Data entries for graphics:

_ _ _

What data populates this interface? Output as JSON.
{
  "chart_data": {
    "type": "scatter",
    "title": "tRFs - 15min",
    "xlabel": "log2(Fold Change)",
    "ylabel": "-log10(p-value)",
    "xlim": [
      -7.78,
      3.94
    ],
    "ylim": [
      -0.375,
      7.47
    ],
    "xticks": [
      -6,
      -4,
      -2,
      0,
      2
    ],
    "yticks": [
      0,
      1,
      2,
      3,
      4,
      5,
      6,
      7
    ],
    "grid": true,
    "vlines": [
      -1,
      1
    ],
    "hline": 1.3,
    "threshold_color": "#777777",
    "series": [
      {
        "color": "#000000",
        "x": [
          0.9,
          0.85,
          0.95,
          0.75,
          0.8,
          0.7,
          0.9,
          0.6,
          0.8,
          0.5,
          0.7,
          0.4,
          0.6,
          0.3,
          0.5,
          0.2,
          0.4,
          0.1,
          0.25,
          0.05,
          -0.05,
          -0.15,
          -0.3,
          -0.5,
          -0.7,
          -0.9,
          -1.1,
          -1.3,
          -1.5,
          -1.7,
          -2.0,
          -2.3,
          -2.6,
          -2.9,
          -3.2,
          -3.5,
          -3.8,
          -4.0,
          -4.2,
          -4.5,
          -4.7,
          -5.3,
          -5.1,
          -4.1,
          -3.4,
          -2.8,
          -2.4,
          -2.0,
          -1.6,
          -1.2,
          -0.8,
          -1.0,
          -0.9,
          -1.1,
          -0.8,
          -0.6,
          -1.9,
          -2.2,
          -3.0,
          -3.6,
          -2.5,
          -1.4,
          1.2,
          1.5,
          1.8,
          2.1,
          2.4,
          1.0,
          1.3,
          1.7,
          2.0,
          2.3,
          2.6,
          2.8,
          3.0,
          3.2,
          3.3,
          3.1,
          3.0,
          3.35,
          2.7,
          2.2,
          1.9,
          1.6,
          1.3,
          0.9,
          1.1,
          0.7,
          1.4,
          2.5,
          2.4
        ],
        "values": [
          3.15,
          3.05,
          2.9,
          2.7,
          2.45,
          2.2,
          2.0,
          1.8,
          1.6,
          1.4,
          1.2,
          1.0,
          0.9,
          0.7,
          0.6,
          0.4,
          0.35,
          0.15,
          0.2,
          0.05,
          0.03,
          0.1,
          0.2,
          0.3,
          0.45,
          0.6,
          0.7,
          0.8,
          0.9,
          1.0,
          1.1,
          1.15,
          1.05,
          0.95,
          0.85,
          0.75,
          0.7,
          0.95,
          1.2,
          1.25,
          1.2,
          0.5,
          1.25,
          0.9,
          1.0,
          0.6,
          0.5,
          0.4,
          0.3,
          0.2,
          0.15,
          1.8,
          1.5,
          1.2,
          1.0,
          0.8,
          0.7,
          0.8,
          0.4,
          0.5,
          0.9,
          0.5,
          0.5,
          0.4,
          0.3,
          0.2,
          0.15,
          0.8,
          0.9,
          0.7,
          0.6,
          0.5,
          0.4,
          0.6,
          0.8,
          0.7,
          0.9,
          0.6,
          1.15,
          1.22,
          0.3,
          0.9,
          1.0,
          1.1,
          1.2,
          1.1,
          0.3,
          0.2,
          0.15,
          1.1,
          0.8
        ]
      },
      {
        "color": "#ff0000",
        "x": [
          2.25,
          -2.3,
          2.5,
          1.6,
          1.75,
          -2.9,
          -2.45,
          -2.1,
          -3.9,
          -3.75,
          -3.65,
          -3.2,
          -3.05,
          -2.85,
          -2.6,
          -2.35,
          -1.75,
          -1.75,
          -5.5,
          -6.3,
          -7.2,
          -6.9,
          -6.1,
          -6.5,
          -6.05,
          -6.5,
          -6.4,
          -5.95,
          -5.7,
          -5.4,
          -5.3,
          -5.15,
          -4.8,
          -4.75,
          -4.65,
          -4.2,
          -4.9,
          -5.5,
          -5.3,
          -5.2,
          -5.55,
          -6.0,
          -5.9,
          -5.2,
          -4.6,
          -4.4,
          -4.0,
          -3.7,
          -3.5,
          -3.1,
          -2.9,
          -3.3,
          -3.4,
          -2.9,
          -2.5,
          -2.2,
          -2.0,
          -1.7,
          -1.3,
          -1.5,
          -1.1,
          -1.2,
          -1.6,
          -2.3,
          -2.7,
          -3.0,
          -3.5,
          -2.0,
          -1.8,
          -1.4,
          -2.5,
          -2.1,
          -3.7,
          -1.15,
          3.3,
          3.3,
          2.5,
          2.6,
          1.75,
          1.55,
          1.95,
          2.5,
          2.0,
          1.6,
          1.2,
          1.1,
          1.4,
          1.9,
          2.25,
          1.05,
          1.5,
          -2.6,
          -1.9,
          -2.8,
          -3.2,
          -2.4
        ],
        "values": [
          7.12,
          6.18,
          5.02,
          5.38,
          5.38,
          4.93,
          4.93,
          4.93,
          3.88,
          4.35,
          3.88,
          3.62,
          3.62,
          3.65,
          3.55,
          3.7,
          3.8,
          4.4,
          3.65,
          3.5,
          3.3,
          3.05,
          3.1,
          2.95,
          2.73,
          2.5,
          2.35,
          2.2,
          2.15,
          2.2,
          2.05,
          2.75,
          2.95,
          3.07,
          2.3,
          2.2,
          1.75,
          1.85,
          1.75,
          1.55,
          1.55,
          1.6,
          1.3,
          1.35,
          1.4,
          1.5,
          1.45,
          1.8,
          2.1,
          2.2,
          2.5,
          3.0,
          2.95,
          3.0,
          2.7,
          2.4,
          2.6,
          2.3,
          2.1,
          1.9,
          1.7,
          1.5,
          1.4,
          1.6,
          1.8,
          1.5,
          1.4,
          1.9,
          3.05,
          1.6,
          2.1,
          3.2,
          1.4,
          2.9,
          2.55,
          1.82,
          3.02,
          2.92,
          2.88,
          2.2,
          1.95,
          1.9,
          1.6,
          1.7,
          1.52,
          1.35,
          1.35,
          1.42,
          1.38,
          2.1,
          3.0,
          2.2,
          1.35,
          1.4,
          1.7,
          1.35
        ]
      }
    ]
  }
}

_ _ _

Reproduce all of the data exactly as given.

What data populates this interface? Output as JSON.
{
  "chart_data": {
    "type": "scatter",
    "title": "tRFs - 15min",
    "xlabel": "log2(Fold Change)",
    "ylabel": "-log10(p-value)",
    "xlim": [
      -7.78,
      3.94
    ],
    "ylim": [
      -0.375,
      7.47
    ],
    "xticks": [
      -6,
      -4,
      -2,
      0,
      2
    ],
    "yticks": [
      0,
      1,
      2,
      3,
      4,
      5,
      6,
      7
    ],
    "grid": true,
    "vlines": [
      -1,
      1
    ],
    "hline": 1.3,
    "threshold_color": "#777777",
    "series": [
      {
        "color": "#000000",
        "x": [
          0.9,
          0.85,
          0.95,
          0.75,
          0.8,
          0.7,
          0.9,
          0.6,
          0.8,
          0.5,
          0.7,
          0.4,
          0.6,
          0.3,
          0.5,
          0.2,
          0.4,
          0.1,
          0.25,
          0.05,
          -0.05,
          -0.15,
          -0.3,
          -0.5,
          -0.7,
          -0.9,
          -1.1,
          -1.3,
          -1.5,
          -1.7,
          -2.0,
          -2.3,
          -2.6,
          -2.9,
          -3.2,
          -3.5,
          -3.8,
          -4.0,
          -4.2,
          -4.5,
          -4.7,
          -5.3,
          -5.1,
          -4.1,
          -3.4,
          -2.8,
          -2.4,
          -2.0,
          -1.6,
          -1.2,
          -0.8,
          -1.0,
          -0.9,
          -1.1,
          -0.8,
          -0.6,
          -1.9,
          -2.2,
          -3.0,
          -3.6,
          -2.5,
          -1.4,
          1.2,
          1.5,
          1.8,
          2.1,
          2.4,
          1.0,
          1.3,
          1.7,
          2.0,
          2.3,
          2.6,
          2.8,
          3.0,
          3.2,
          3.3,
          3.1,
          3.0,
          3.35,
          2.7,
          2.2,
          1.9,
          1.6,
          1.3,
          0.9,
          1.1,
          0.7,
          1.4,
          2.5,
          2.4
        ],
        "values": [
          3.15,
          3.05,
          2.9,
          2.7,
          2.45,
          2.2,
          2.0,
          1.8,
          1.6,
          1.4,
          1.2,
          1.0,
          0.9,
          0.7,
          0.6,
          0.4,
          0.35,
          0.15,
          0.2,
          0.05,
          0.03,
          0.1,
          0.2,
          0.3,
          0.45,
          0.6,
          0.7,
          0.8,
          0.9,
          1.0,
          1.1,
          1.15,
          1.05,
          0.95,
          0.85,
          0.75,
          0.7,
          0.95,
          1.2,
          1.25,
          1.2,
          0.5,
          1.25,
          0.9,
          1.0,
          0.6,
          0.5,
          0.4,
          0.3,
          0.2,
          0.15,
          1.8,
          1.5,
          1.2,
          1.0,
          0.8,
          0.7,
          0.8,
          0.4,
          0.5,
          0.9,
          0.5,
          0.5,
          0.4,
          0.3,
          0.2,
          0.15,
          0.8,
          0.9,
          0.7,
          0.6,
          0.5,
          0.4,
          0.6,
          0.8,
          0.7,
          0.9,
          0.6,
          1.15,
          1.22,
          0.3,
          0.9,
          1.0,
          1.1,
          1.2,
          1.1,
          0.3,
          0.2,
          0.15,
          1.1,
          0.8
        ]
      },
      {
        "color": "#ff0000",
        "x": [
          2.25,
          -2.3,
          2.5,
          1.6,
          1.75,
          -2.9,
          -2.45,
          -2.1,
          -3.9,
          -3.75,
          -3.65,
          -3.2,
          -3.05,
          -2.85,
          -2.6,
          -2.35,
          -1.75,
          -1.75,
          -5.5,
          -6.3,
          -7.2,
          -6.9,
          -6.1,
          -6.5,
          -6.05,
          -6.5,
          -6.4,
          -5.95,
          -5.7,
          -5.4,
          -5.3,
          -5.15,
          -4.8,
          -4.75,
          -4.65,
          -4.2,
          -4.9,
          -5.5,
          -5.3,
          -5.2,
          -5.55,
          -6.0,
          -5.9,
          -5.2,
          -4.6,
          -4.4,
          -4.0,
          -3.7,
          -3.5,
          -3.1,
          -2.9,
          -3.3,
          -3.4,
          -2.9,
          -2.5,
          -2.2,
          -2.0,
          -1.7,
          -1.3,
          -1.5,
          -1.1,
          -1.2,
          -1.6,
          -2.3,
          -2.7,
          -3.0,
          -3.5,
          -2.0,
          -1.8,
          -1.4,
          -2.5,
          -2.1,
          -3.7,
          -1.15,
          3.3,
          3.3,
          2.5,
          2.6,
          1.75,
          1.55,
          1.95,
          2.5,
          2.0,
          1.6,
          1.2,
          1.1,
          1.4,
          1.9,
          2.25,
          1.05,
          1.5,
          -2.6,
          -1.9,
          -2.8,
          -3.2,
          -2.4
        ],
        "values": [
          7.12,
          6.18,
          5.02,
          5.38,
          5.38,
          4.93,
          4.93,
          4.93,
          3.88,
          4.35,
          3.88,
          3.62,
          3.62,
          3.65,
          3.55,
          3.7,
          3.8,
          4.4,
          3.65,
          3.5,
          3.3,
          3.05,
          3.1,
          2.95,
          2.73,
          2.5,
          2.35,
          2.2,
          2.15,
          2.2,
          2.05,
          2.75,
          2.95,
          3.07,
          2.3,
          2.2,
          1.75,
          1.85,
          1.75,
          1.55,
          1.55,
          1.6,
          1.3,
          1.35,
          1.4,
          1.5,
          1.45,
          1.8,
          2.1,
          2.2,
          2.5,
          3.0,
          2.95,
          3.0,
          2.7,
          2.4,
          2.6,
          2.3,
          2.1,
          1.9,
          1.7,
          1.5,
          1.4,
          1.6,
          1.8,
          1.5,
          1.4,
          1.9,
          3.05,
          1.6,
          2.1,
          3.2,
          1.4,
          2.9,
          2.55,
          1.82,
          3.02,
          2.92,
          2.88,
          2.2,
          1.95,
          1.9,
          1.6,
          1.7,
          1.52,
          1.35,
          1.35,
          1.42,
          1.38,
          2.1,
          3.0,
          2.2,
          1.35,
          1.4,
          1.7,
          1.35
        ]
      }
    ]
  }
}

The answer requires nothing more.